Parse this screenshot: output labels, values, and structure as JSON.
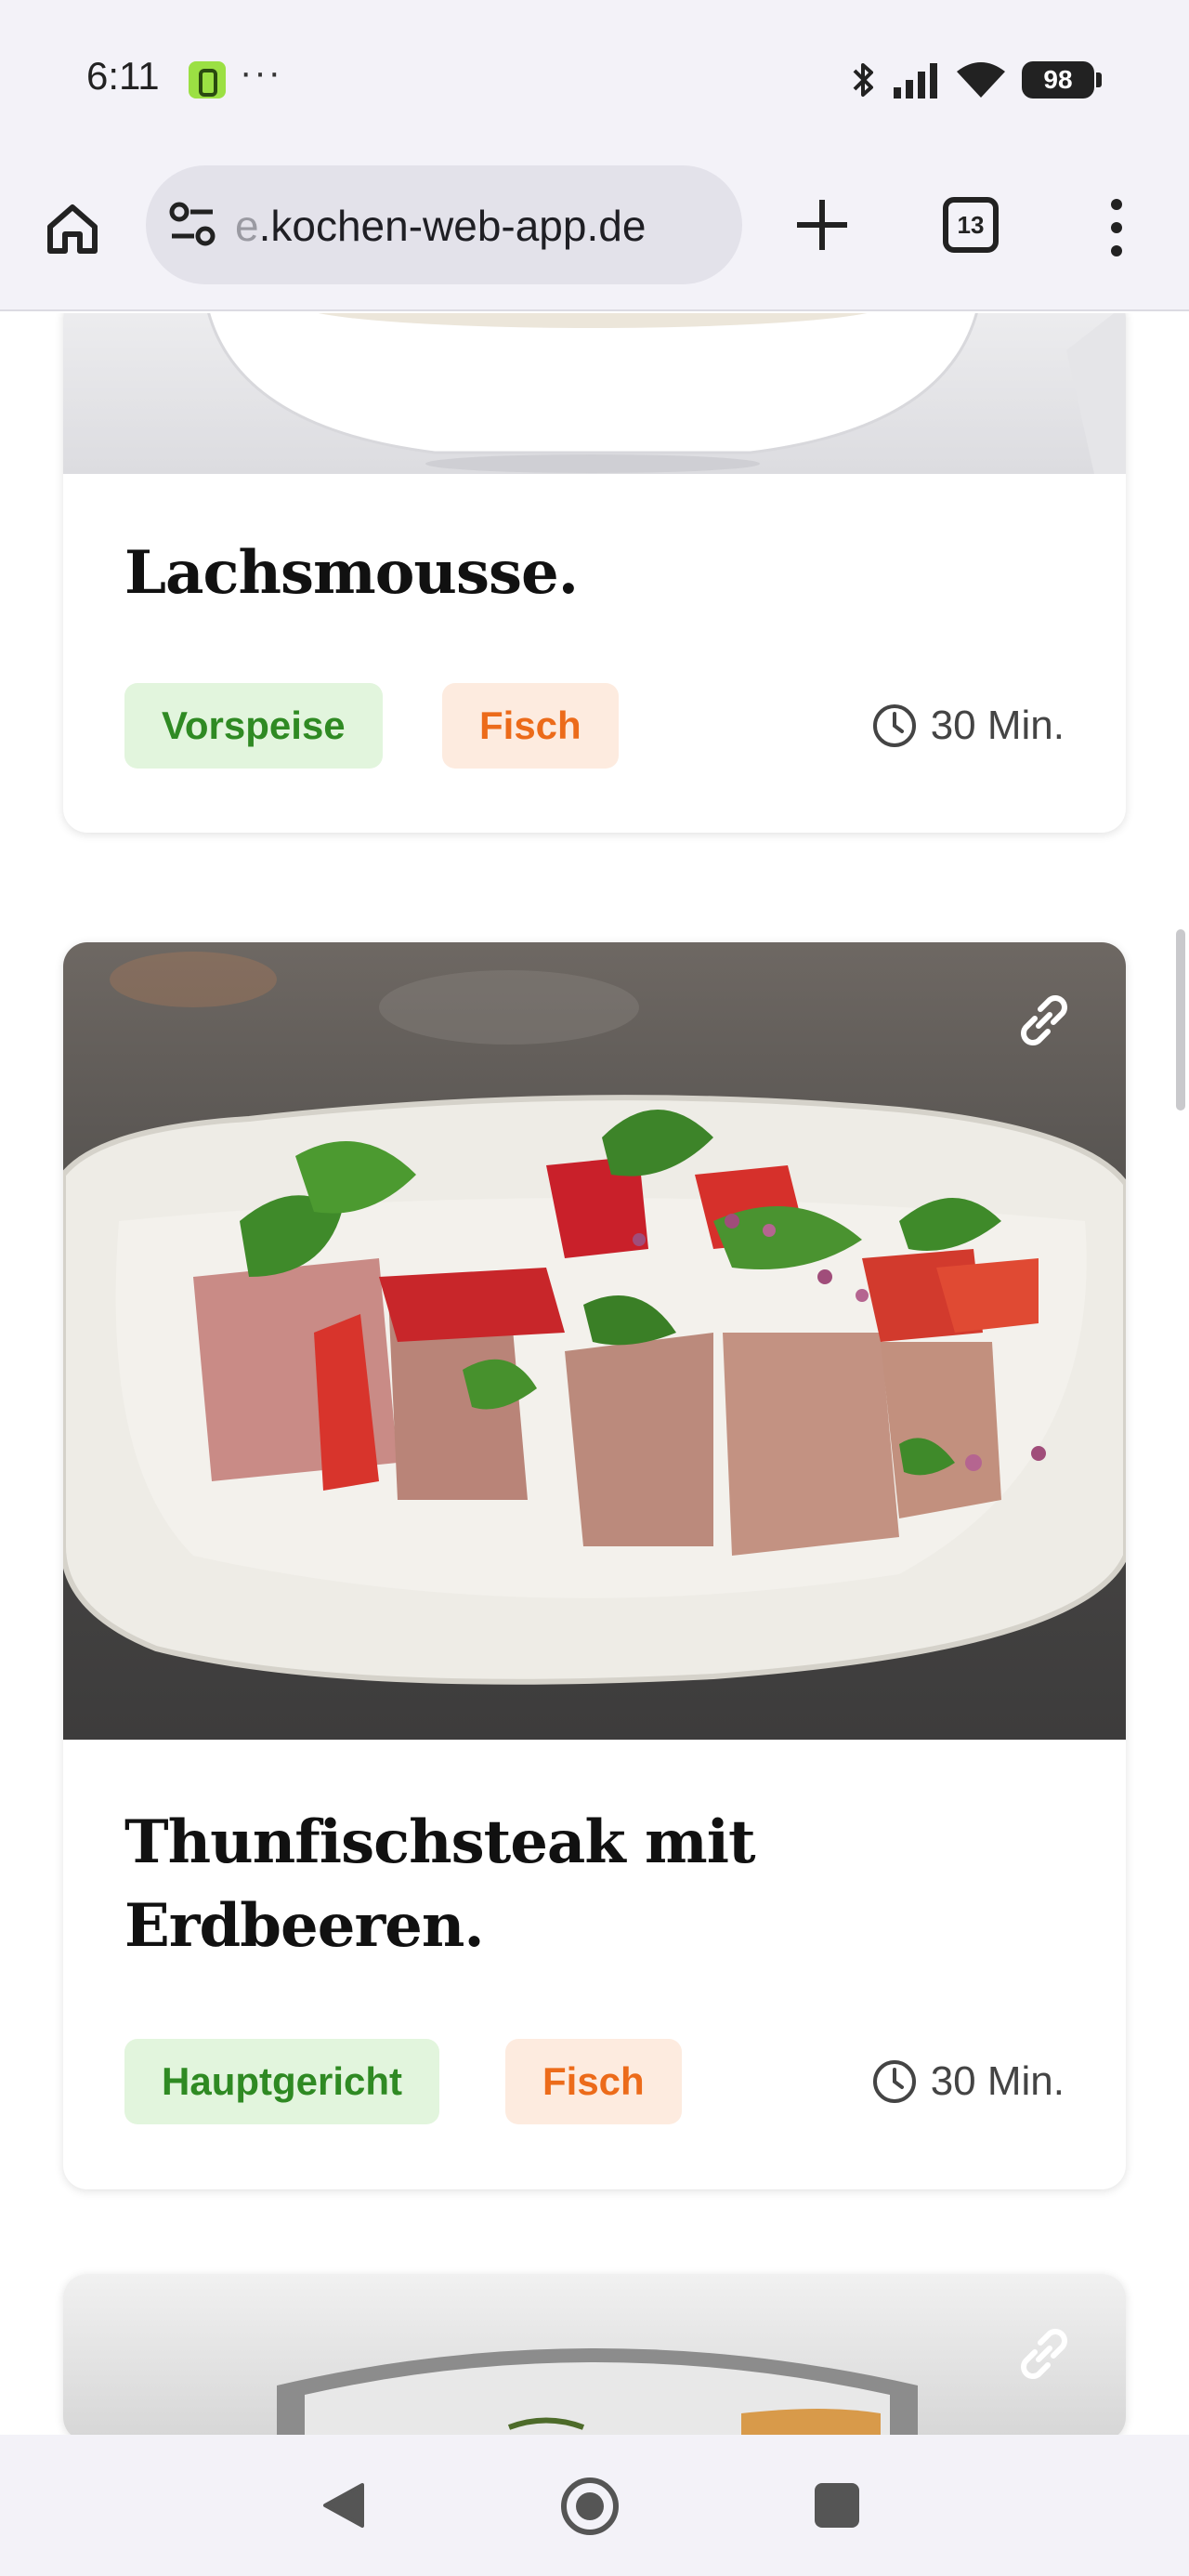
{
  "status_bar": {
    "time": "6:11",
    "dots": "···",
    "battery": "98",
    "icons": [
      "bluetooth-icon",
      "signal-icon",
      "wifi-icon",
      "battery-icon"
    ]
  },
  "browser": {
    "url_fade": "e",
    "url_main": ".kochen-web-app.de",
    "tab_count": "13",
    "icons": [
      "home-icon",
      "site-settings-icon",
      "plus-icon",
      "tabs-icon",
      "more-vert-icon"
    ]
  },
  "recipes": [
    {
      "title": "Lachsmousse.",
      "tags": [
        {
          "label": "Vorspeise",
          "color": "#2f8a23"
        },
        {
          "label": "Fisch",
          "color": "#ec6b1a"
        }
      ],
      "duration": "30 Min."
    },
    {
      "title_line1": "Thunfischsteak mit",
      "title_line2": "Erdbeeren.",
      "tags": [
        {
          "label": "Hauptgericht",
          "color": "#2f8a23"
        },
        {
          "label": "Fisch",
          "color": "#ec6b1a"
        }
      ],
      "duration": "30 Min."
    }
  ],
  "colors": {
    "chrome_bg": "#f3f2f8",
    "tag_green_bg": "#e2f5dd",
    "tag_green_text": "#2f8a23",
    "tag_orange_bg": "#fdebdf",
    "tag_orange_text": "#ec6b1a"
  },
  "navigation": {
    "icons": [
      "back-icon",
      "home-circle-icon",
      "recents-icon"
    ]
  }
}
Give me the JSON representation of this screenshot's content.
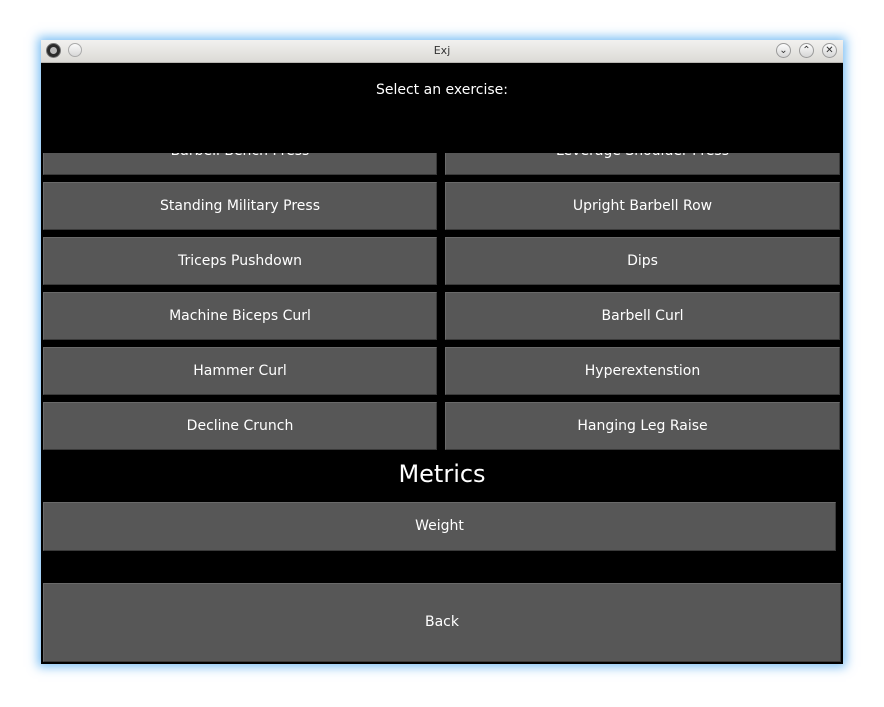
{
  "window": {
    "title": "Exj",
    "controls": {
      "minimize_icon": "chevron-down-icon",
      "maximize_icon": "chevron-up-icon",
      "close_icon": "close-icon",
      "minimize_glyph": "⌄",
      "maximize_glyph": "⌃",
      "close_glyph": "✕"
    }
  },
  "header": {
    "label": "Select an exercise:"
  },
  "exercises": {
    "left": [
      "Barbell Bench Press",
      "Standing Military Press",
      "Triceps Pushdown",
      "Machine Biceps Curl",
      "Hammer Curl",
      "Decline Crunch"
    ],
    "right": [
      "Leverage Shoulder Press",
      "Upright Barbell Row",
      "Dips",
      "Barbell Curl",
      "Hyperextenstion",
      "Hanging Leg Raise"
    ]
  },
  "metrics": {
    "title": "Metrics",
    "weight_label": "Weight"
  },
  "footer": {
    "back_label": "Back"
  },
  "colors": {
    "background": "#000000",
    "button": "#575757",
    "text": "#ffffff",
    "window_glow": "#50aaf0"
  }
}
···
Work to be completed
Copy every entry word for word, but omit the pictures.

Reply
Parse this screenshot: output labels, values, and structure as JSON.
{
  "status_bar": {
    "time": "6:11",
    "dots": "···",
    "battery": "98",
    "icons": [
      "bluetooth-icon",
      "signal-icon",
      "wifi-icon",
      "battery-icon"
    ]
  },
  "browser": {
    "url_fade": "e",
    "url_main": ".kochen-web-app.de",
    "tab_count": "13",
    "icons": [
      "home-icon",
      "site-settings-icon",
      "plus-icon",
      "tabs-icon",
      "more-vert-icon"
    ]
  },
  "recipes": [
    {
      "title": "Lachsmousse.",
      "tags": [
        {
          "label": "Vorspeise",
          "color": "#2f8a23"
        },
        {
          "label": "Fisch",
          "color": "#ec6b1a"
        }
      ],
      "duration": "30 Min."
    },
    {
      "title_line1": "Thunfischsteak mit",
      "title_line2": "Erdbeeren.",
      "tags": [
        {
          "label": "Hauptgericht",
          "color": "#2f8a23"
        },
        {
          "label": "Fisch",
          "color": "#ec6b1a"
        }
      ],
      "duration": "30 Min."
    }
  ],
  "colors": {
    "chrome_bg": "#f3f2f8",
    "tag_green_bg": "#e2f5dd",
    "tag_green_text": "#2f8a23",
    "tag_orange_bg": "#fdebdf",
    "tag_orange_text": "#ec6b1a"
  },
  "navigation": {
    "icons": [
      "back-icon",
      "home-circle-icon",
      "recents-icon"
    ]
  }
}
Give me the JSON representation of this screenshot's content.
{
  "window": {
    "title": "Exj",
    "controls": {
      "minimize_icon": "chevron-down-icon",
      "maximize_icon": "chevron-up-icon",
      "close_icon": "close-icon",
      "minimize_glyph": "⌄",
      "maximize_glyph": "⌃",
      "close_glyph": "✕"
    }
  },
  "header": {
    "label": "Select an exercise:"
  },
  "exercises": {
    "left": [
      "Barbell Bench Press",
      "Standing Military Press",
      "Triceps Pushdown",
      "Machine Biceps Curl",
      "Hammer Curl",
      "Decline Crunch"
    ],
    "right": [
      "Leverage Shoulder Press",
      "Upright Barbell Row",
      "Dips",
      "Barbell Curl",
      "Hyperextenstion",
      "Hanging Leg Raise"
    ]
  },
  "metrics": {
    "title": "Metrics",
    "weight_label": "Weight"
  },
  "footer": {
    "back_label": "Back"
  },
  "colors": {
    "background": "#000000",
    "button": "#575757",
    "text": "#ffffff",
    "window_glow": "#50aaf0"
  }
}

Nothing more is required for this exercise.